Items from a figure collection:
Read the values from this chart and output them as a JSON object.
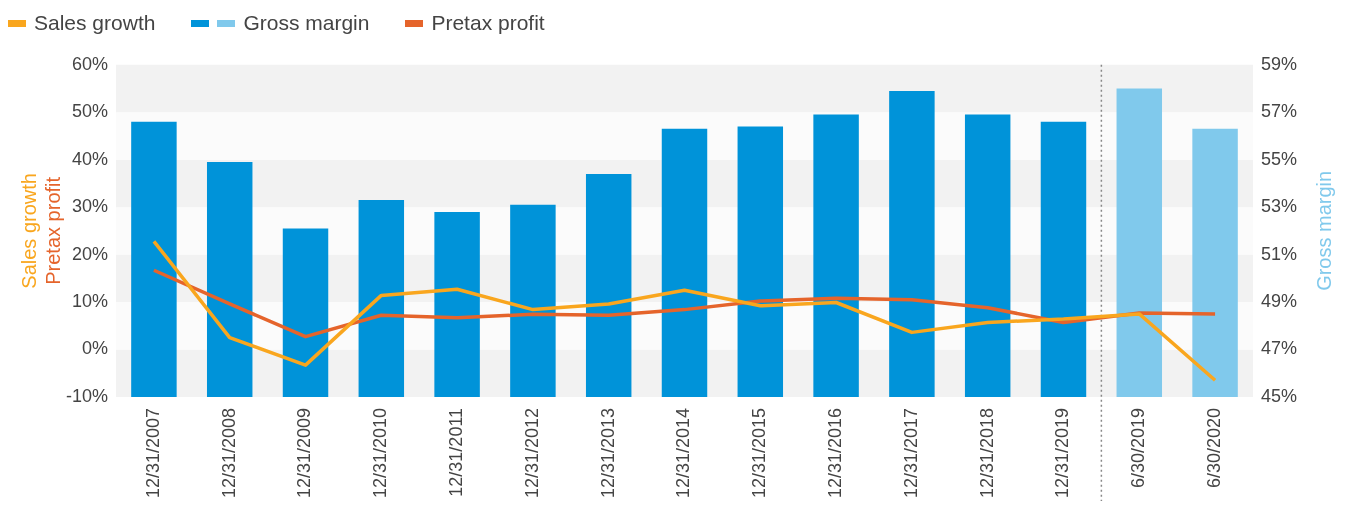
{
  "chart_data": {
    "type": "bar",
    "categories": [
      "12/31/2007",
      "12/31/2008",
      "12/31/2009",
      "12/31/2010",
      "12/31/2011",
      "12/31/2012",
      "12/31/2013",
      "12/31/2014",
      "12/31/2015",
      "12/31/2016",
      "12/31/2017",
      "12/31/2018",
      "12/31/2019",
      "6/30/2019",
      "6/30/2020"
    ],
    "series": [
      {
        "name": "Sales growth",
        "type": "line",
        "color": "#f9a61e",
        "values": [
          22.8,
          2.5,
          -3.3,
          11.4,
          12.7,
          8.4,
          9.6,
          12.5,
          9.2,
          9.9,
          3.6,
          5.7,
          6.4,
          7.5,
          -6.5
        ]
      },
      {
        "name": "Gross margin",
        "axis": "y2",
        "colors": [
          "#0093d9",
          "#0093d9",
          "#0093d9",
          "#0093d9",
          "#0093d9",
          "#0093d9",
          "#0093d9",
          "#0093d9",
          "#0093d9",
          "#0093d9",
          "#0093d9",
          "#0093d9",
          "#0093d9",
          "#80c9ec",
          "#80c9ec"
        ],
        "values": [
          56.6,
          54.9,
          52.1,
          53.3,
          52.8,
          53.1,
          54.4,
          56.3,
          56.4,
          56.9,
          57.9,
          56.9,
          56.6,
          58.0,
          56.3
        ]
      },
      {
        "name": "Pretax profit",
        "type": "line",
        "color": "#e5642b",
        "values": [
          16.7,
          9.6,
          2.7,
          7.2,
          6.7,
          7.4,
          7.2,
          8.4,
          10.2,
          10.8,
          10.5,
          8.8,
          5.7,
          7.7,
          7.5
        ]
      }
    ],
    "ylabel": [
      "Sales growth",
      "Pretax profit"
    ],
    "y2label": "Gross margin",
    "ylim": [
      -10,
      60
    ],
    "yticks": [
      {
        "value": -10,
        "label": "-10%"
      },
      {
        "value": 0,
        "label": "0%"
      },
      {
        "value": 10,
        "label": "10%"
      },
      {
        "value": 20,
        "label": "20%"
      },
      {
        "value": 30,
        "label": "30%"
      },
      {
        "value": 40,
        "label": "40%"
      },
      {
        "value": 50,
        "label": "50%"
      },
      {
        "value": 60,
        "label": "60%"
      }
    ],
    "y2lim": [
      45,
      59
    ],
    "y2ticks": [
      {
        "value": 45,
        "label": "45%"
      },
      {
        "value": 47,
        "label": "47%"
      },
      {
        "value": 49,
        "label": "49%"
      },
      {
        "value": 51,
        "label": "51%"
      },
      {
        "value": 53,
        "label": "53%"
      },
      {
        "value": 55,
        "label": "55%"
      },
      {
        "value": 57,
        "label": "57%"
      },
      {
        "value": 59,
        "label": "59%"
      }
    ],
    "legend": "top left",
    "marker": "none",
    "line_style": "solid"
  }
}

__WRITTEN REQUEST__. Skipping the pictures, transcribe each line above exactly as it appears.

__ANSWER TO THE PROBLEM__.
Read the values from this chart and output them as a JSON object.
{
  "chart_data": {
    "type": "bar",
    "categories": [
      "12/31/2007",
      "12/31/2008",
      "12/31/2009",
      "12/31/2010",
      "12/31/2011",
      "12/31/2012",
      "12/31/2013",
      "12/31/2014",
      "12/31/2015",
      "12/31/2016",
      "12/31/2017",
      "12/31/2018",
      "12/31/2019",
      "6/30/2019",
      "6/30/2020"
    ],
    "series": [
      {
        "name": "Sales growth",
        "type": "line",
        "color": "#f9a61e",
        "values": [
          22.8,
          2.5,
          -3.3,
          11.4,
          12.7,
          8.4,
          9.6,
          12.5,
          9.2,
          9.9,
          3.6,
          5.7,
          6.4,
          7.5,
          -6.5
        ]
      },
      {
        "name": "Gross margin",
        "axis": "y2",
        "colors": [
          "#0093d9",
          "#0093d9",
          "#0093d9",
          "#0093d9",
          "#0093d9",
          "#0093d9",
          "#0093d9",
          "#0093d9",
          "#0093d9",
          "#0093d9",
          "#0093d9",
          "#0093d9",
          "#0093d9",
          "#80c9ec",
          "#80c9ec"
        ],
        "values": [
          56.6,
          54.9,
          52.1,
          53.3,
          52.8,
          53.1,
          54.4,
          56.3,
          56.4,
          56.9,
          57.9,
          56.9,
          56.6,
          58.0,
          56.3
        ]
      },
      {
        "name": "Pretax profit",
        "type": "line",
        "color": "#e5642b",
        "values": [
          16.7,
          9.6,
          2.7,
          7.2,
          6.7,
          7.4,
          7.2,
          8.4,
          10.2,
          10.8,
          10.5,
          8.8,
          5.7,
          7.7,
          7.5
        ]
      }
    ],
    "ylabel": [
      "Sales growth",
      "Pretax profit"
    ],
    "y2label": "Gross margin",
    "ylim": [
      -10,
      60
    ],
    "yticks": [
      {
        "value": -10,
        "label": "-10%"
      },
      {
        "value": 0,
        "label": "0%"
      },
      {
        "value": 10,
        "label": "10%"
      },
      {
        "value": 20,
        "label": "20%"
      },
      {
        "value": 30,
        "label": "30%"
      },
      {
        "value": 40,
        "label": "40%"
      },
      {
        "value": 50,
        "label": "50%"
      },
      {
        "value": 60,
        "label": "60%"
      }
    ],
    "y2lim": [
      45,
      59
    ],
    "y2ticks": [
      {
        "value": 45,
        "label": "45%"
      },
      {
        "value": 47,
        "label": "47%"
      },
      {
        "value": 49,
        "label": "49%"
      },
      {
        "value": 51,
        "label": "51%"
      },
      {
        "value": 53,
        "label": "53%"
      },
      {
        "value": 55,
        "label": "55%"
      },
      {
        "value": 57,
        "label": "57%"
      },
      {
        "value": 59,
        "label": "59%"
      }
    ],
    "legend": "top left",
    "marker": "none",
    "line_style": "solid"
  }
}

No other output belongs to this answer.